* [Task statement]
Each line that holds the word "рассматриваемым" is to be identified and copied.
---
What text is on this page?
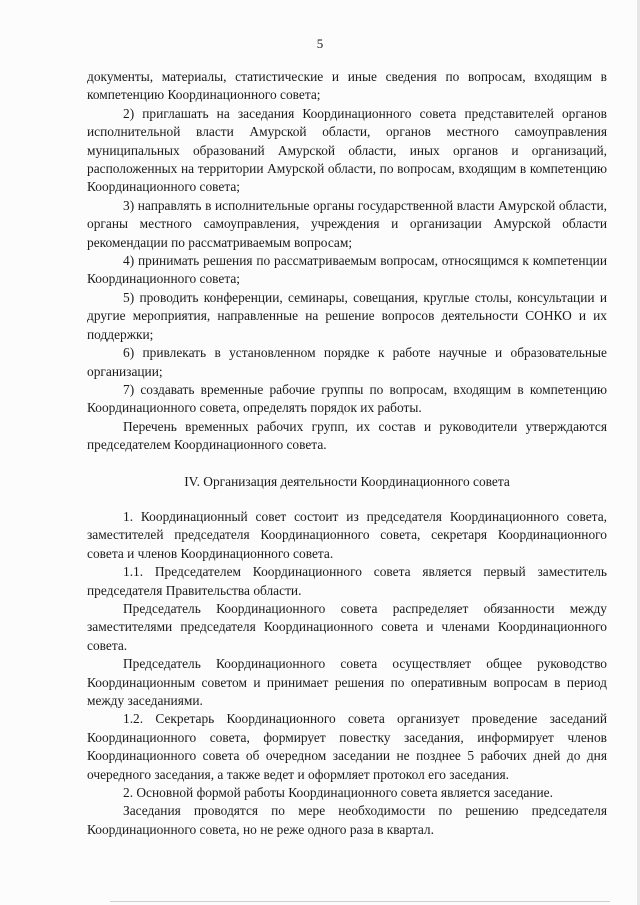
5

документы, материалы, статистические и иные сведения по вопросам, входящим в компетенцию Координационного совета;

2) приглашать на заседания Координационного совета представителей органов исполнительной власти Амурской области, органов местного самоуправления муниципальных образований Амурской области, иных органов и организаций, расположенных на территории Амурской области, по вопросам, входящим в компетенцию Координационного совета;

3) направлять в исполнительные органы государственной власти Амурской области, органы местного самоуправления, учреждения и организации Амурской области рекомендации по рассматриваемым вопросам;

4) принимать решения по рассматриваемым вопросам, относящимся к компетенции Координационного совета;

5) проводить конференции, семинары, совещания, круглые столы, консультации и другие мероприятия, направленные на решение вопросов деятельности СОНКО и их поддержки;

6) привлекать в установленном порядке к работе научные и образовательные организации;

7) создавать временные рабочие группы по вопросам, входящим в компетенцию Координационного совета, определять порядок их работы.

Перечень временных рабочих групп, их состав и руководители утверждаются председателем Координационного совета.

IV. Организация деятельности Координационного совета

1. Координационный совет состоит из председателя Координационного совета, заместителей председателя Координационного совета, секретаря Координационного совета и членов Координационного совета.

1.1. Председателем Координационного совета является первый заместитель председателя Правительства области.

Председатель Координационного совета распределяет обязанности между заместителями председателя Координационного совета и членами Координационного совета.

Председатель Координационного совета осуществляет общее руководство Координационным советом и принимает решения по оперативным вопросам в период между заседаниями.

1.2. Секретарь Координационного совета организует проведение заседаний Координационного совета, формирует повестку заседания, информирует членов Координационного совета об очередном заседании не позднее 5 рабочих дней до дня очередного заседания, а также ведет и оформляет протокол его заседания.

2. Основной формой работы Координационного совета является заседание.

Заседания проводятся по мере необходимости по решению председателя Координационного совета, но не реже одного раза в квартал.
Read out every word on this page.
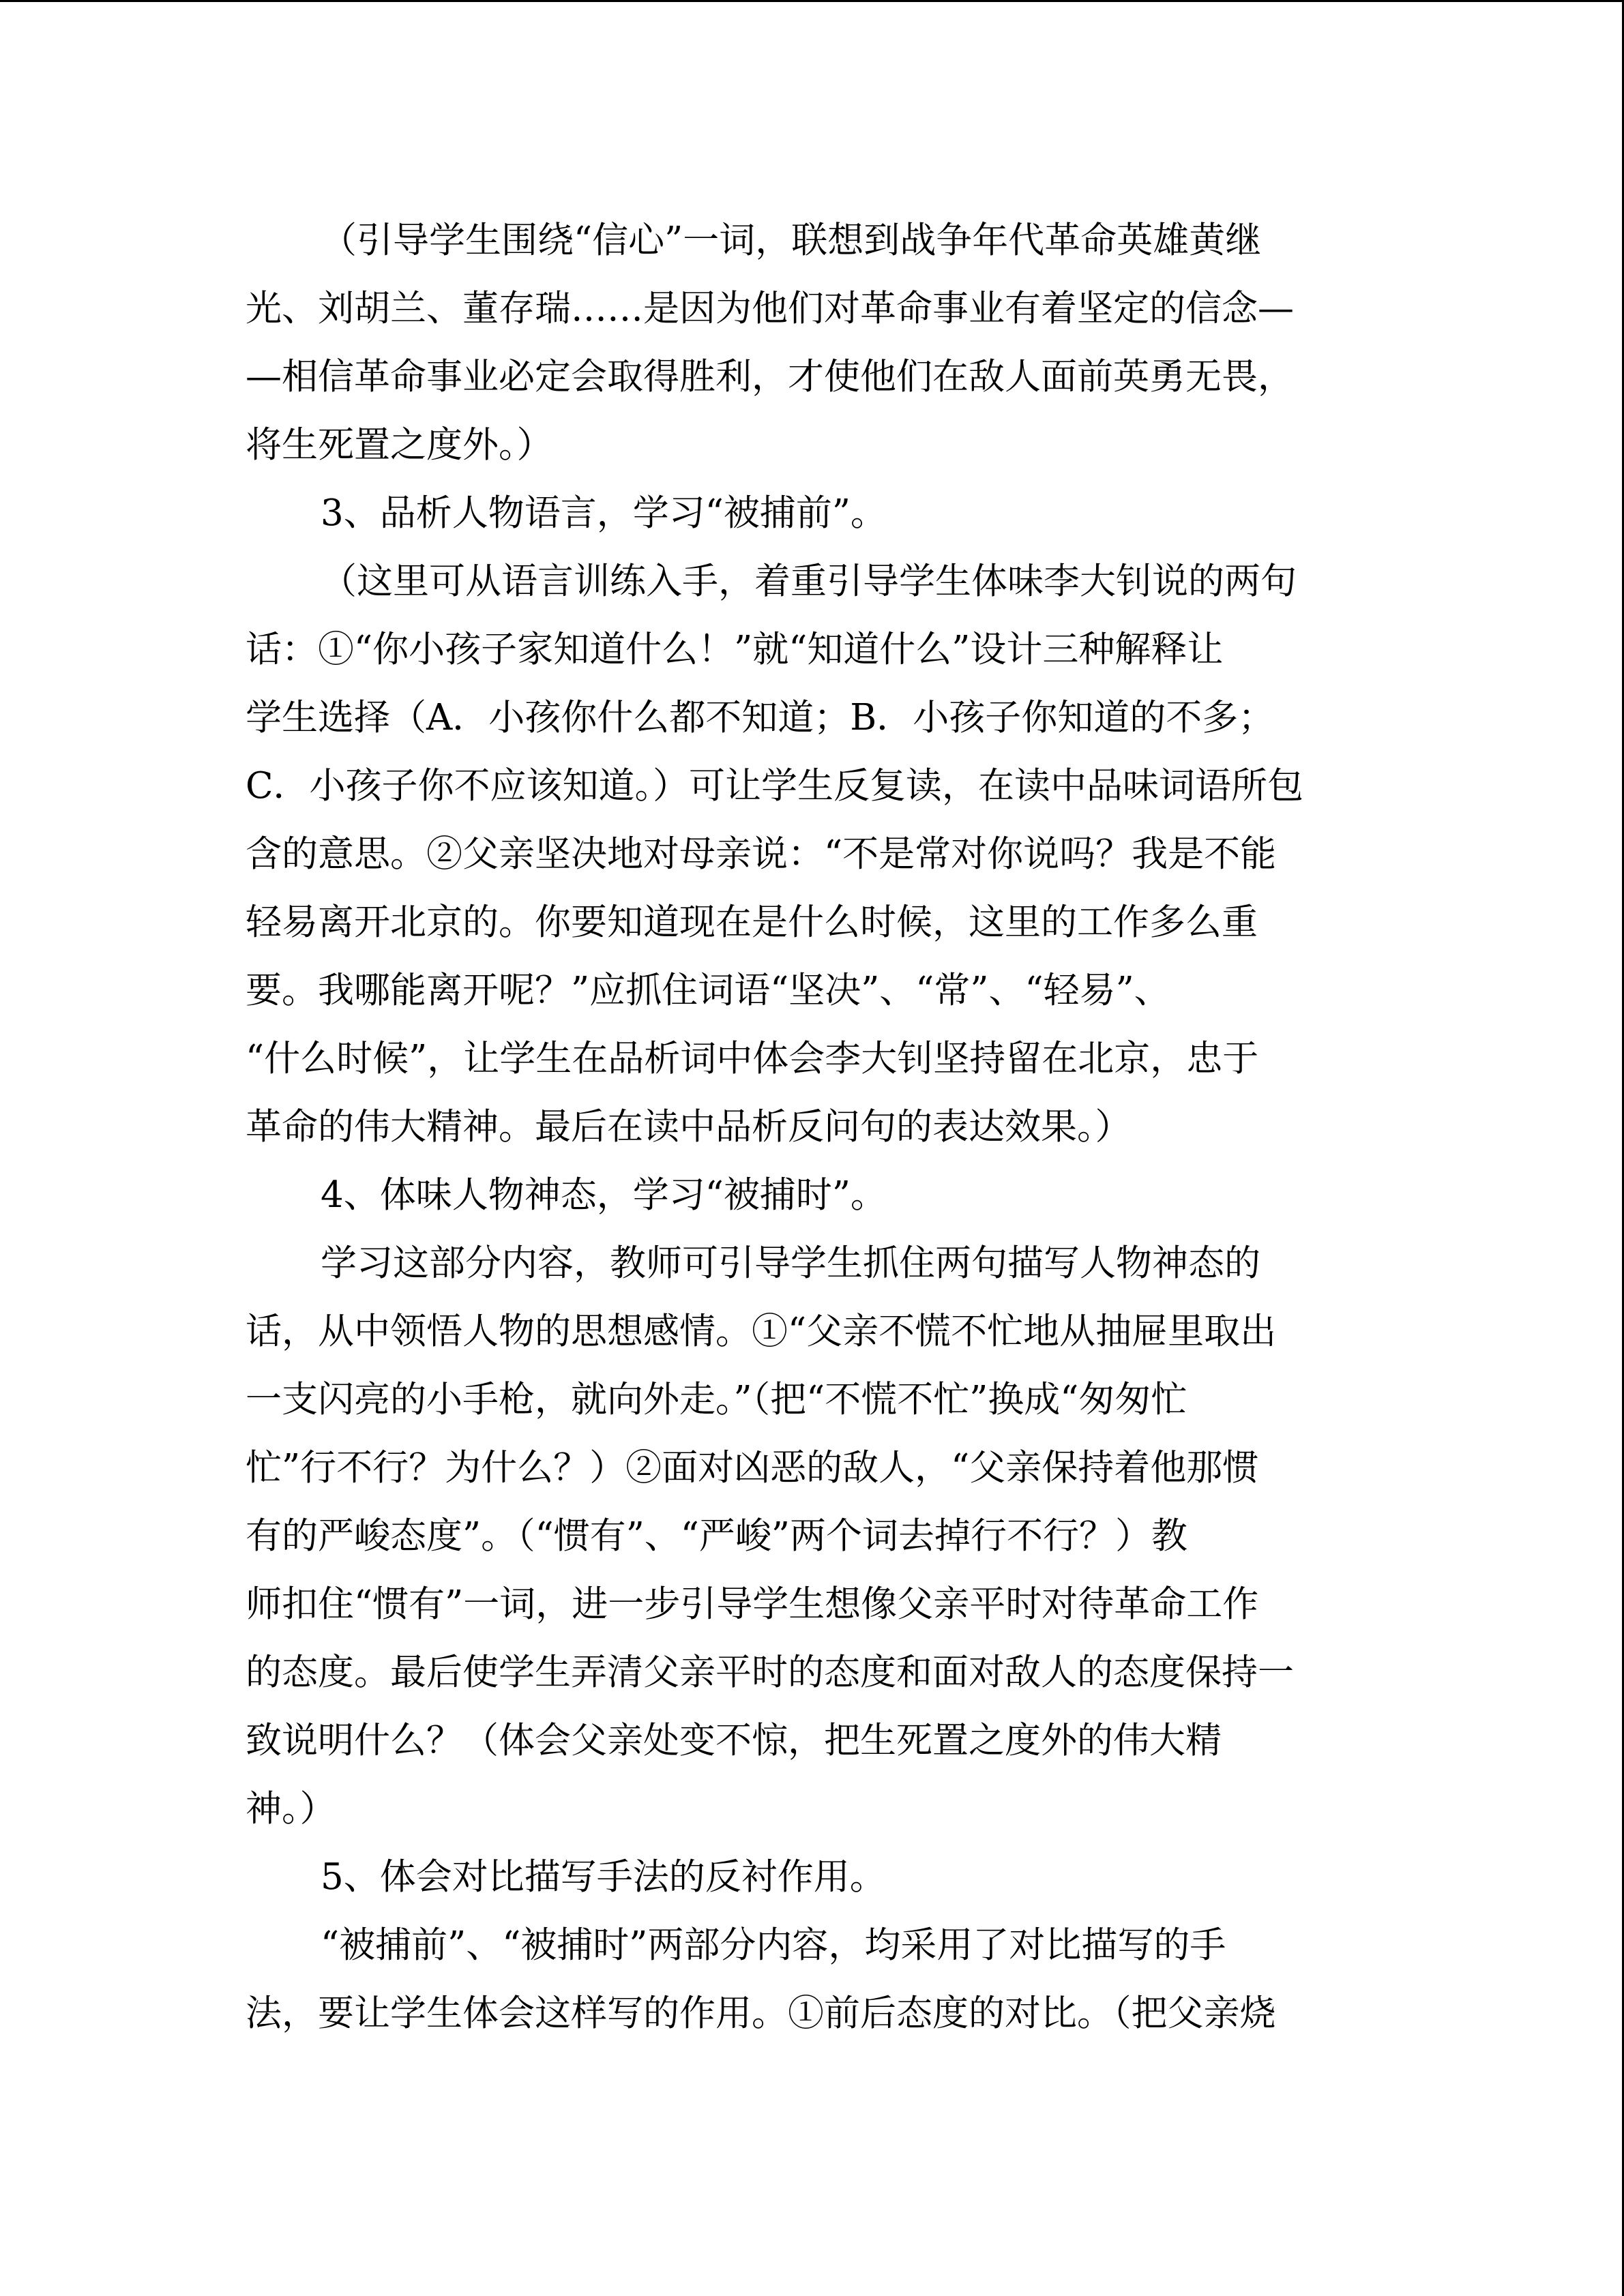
（引导学生围绕“信心”一词，联想到战争年代革命英雄黄继
光、刘胡兰、董存瑞……是因为他们对革命事业有着坚定的信念—
—相信革命事业必定会取得胜利，才使他们在敌人面前英勇无畏，
将生死置之度外。）
3、品析人物语言，学习“被捕前”。
（这里可从语言训练入手，着重引导学生体味李大钊说的两句
话：①“你小孩子家知道什么！”就“知道什么”设计三种解释让
学生选择（A．小孩你什么都不知道；B．小孩子你知道的不多；
C．小孩子你不应该知道。）可让学生反复读，在读中品味词语所包
含的意思。②父亲坚决地对母亲说：“不是常对你说吗？我是不能
轻易离开北京的。你要知道现在是什么时候，这里的工作多么重
要。我哪能离开呢？”应抓住词语“坚决”、“常”、“轻易”、
“什么时候”，让学生在品析词中体会李大钊坚持留在北京，忠于
革命的伟大精神。最后在读中品析反问句的表达效果。）
4、体味人物神态，学习“被捕时”。
学习这部分内容，教师可引导学生抓住两句描写人物神态的
话，从中领悟人物的思想感情。①“父亲不慌不忙地从抽屉里取出
一支闪亮的小手枪，就向外走。”（把“不慌不忙”换成“匆匆忙
忙”行不行？为什么？）②面对凶恶的敌人，“父亲保持着他那惯
有的严峻态度”。（“惯有”、“严峻”两个词去掉行不行？）教
师扣住“惯有”一词，进一步引导学生想像父亲平时对待革命工作
的态度。最后使学生弄清父亲平时的态度和面对敌人的态度保持一
致说明什么？（体会父亲处变不惊，把生死置之度外的伟大精
神。）
5、体会对比描写手法的反衬作用。
“被捕前”、“被捕时”两部分内容，均采用了对比描写的手
法，要让学生体会这样写的作用。①前后态度的对比。（把父亲烧
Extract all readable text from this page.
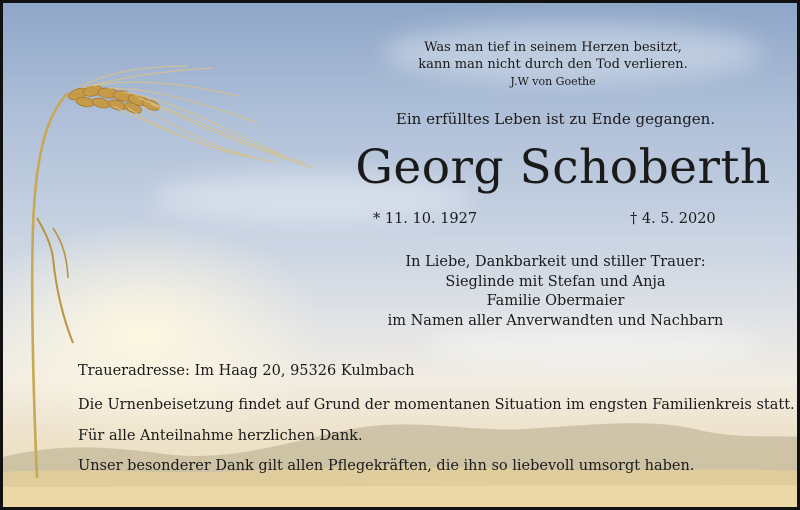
Was man tief in seinem Herzen besitzt,
kann man nicht durch den Tod verlieren.
J.W von Goethe
Ein erfülltes Leben ist zu Ende gegangen.
Georg Schoberth
* 11. 10. 1927	† 4. 5. 2020
In Liebe, Dankbarkeit und stiller Trauer:
Sieglinde mit Stefan und Anja
Familie Obermaier
im Namen aller Anverwandten und Nachbarn
Traueradresse: Im Haag 20, 95326 Kulmbach
Die Urnenbeisetzung findet auf Grund der momentanen Situation im engsten Familienkreis statt.
Für alle Anteilnahme herzlichen Dank.
Unser besonderer Dank gilt allen Pflegekräften, die ihn so liebevoll umsorgt haben.
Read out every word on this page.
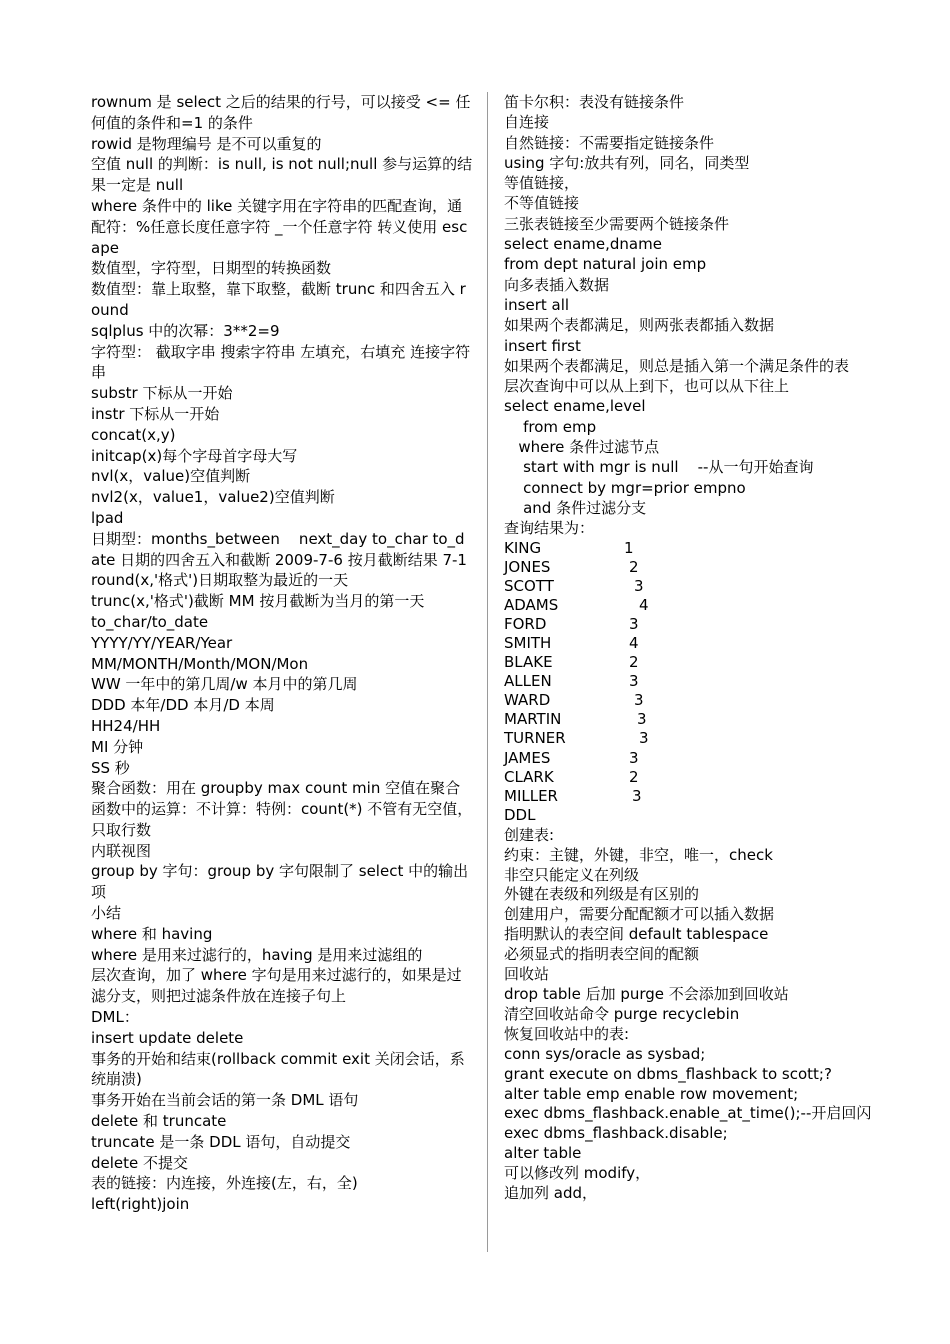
rownum 是 select 之后的结果的行号，可以接受 <= 任何值的条件和=1 的条件
rowid 是物理编号 是不可以重复的
空值 null 的判断：is null, is not null;null 参与运算的结果一定是 null
where 条件中的 like 关键字用在字符串的匹配查询，通配符：%任意长度任意字符 _一个任意字符 转义使用 escape
数值型，字符型，日期型的转换函数
数值型：靠上取整，靠下取整，截断 trunc 和四舍五入 round
sqlplus 中的次幂：3**2=9
字符型： 截取字串 搜索字符串 左填充，右填充 连接字符串
substr 下标从一开始
instr 下标从一开始
concat(x,y)
initcap(x)每个字母首字母大写
nvl(x，value)空值判断
nvl2(x，value1，value2)空值判断
lpad
日期型：months_between    next_day to_char to_date 日期的四舍五入和截断 2009-7-6 按月截断结果 7-1
round(x,'格式')日期取整为最近的一天
trunc(x,'格式')截断 MM 按月截断为当月的第一天
to_char/to_date
YYYY/YY/YEAR/Year
MM/MONTH/Month/MON/Mon
WW 一年中的第几周/w 本月中的第几周
DDD 本年/DD 本月/D 本周
HH24/HH
MI 分钟
SS 秒
聚合函数：用在 groupby max count min 空值在聚合函数中的运算：不计算：特例：count(*) 不管有无空值，只取行数
内联视图
group by 字句：group by 字句限制了 select 中的输出项
小结
where 和 having
where 是用来过滤行的，having 是用来过滤组的
层次查询，加了 where 字句是用来过滤行的，如果是过滤分支，则把过滤条件放在连接子句上
DML：
insert update delete
事务的开始和结束(rollback commit exit 关闭会话，系统崩溃)
事务开始在当前会话的第一条 DML 语句
delete 和 truncate
truncate 是一条 DDL 语句，自动提交
delete 不提交
表的链接：内连接，外连接(左，右，全)
left(right)join
笛卡尔积：表没有链接条件
自连接
自然链接：不需要指定链接条件
using 字句:放共有列，同名，同类型
等值链接，
不等值链接
三张表链接至少需要两个链接条件
select ename,dname
from dept natural join emp
向多表插入数据
insert all
如果两个表都满足，则两张表都插入数据
insert first
如果两个表都满足，则总是插入第一个满足条件的表
层次查询中可以从上到下，也可以从下往上
select ename,level
from emp
where 条件过滤节点
start with mgr is null    --从一句开始查询
connect by mgr=prior empno
and 条件过滤分支
查询结果为：
KING	1
JONES	2
SCOTT	3
ADAMS	4
FORD	3
SMITH	4
BLAKE	2
ALLEN	3
WARD	3
MARTIN	3
TURNER	3
JAMES	3
CLARK	2
MILLER	3
DDL
创建表:
约束：主键，外键，非空，唯一，check
非空只能定义在列级
外键在表级和列级是有区别的
创建用户，需要分配配额才可以插入数据
指明默认的表空间 default tablespace
必须显式的指明表空间的配额
回收站
drop table 后加 purge 不会添加到回收站
清空回收站命令 purge recyclebin
恢复回收站中的表:
conn sys/oracle as sysbad;
grant execute on dbms_flashback to scott;?
alter table emp enable row movement;
exec dbms_flashback.enable_at_time();--开启回闪
exec dbms_flashback.disable;
alter table
可以修改列 modify，
追加列 add，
---
* [Correct answer]
3) направлять в исполнительные органы государственной власти Амурской области, органы местного самоуправления, учреждения и организации Амурской области рекомендации по рассматриваемым вопросам;
4) принимать решения по рассматриваемым вопросам, относящимся к компетенции Координационного совета;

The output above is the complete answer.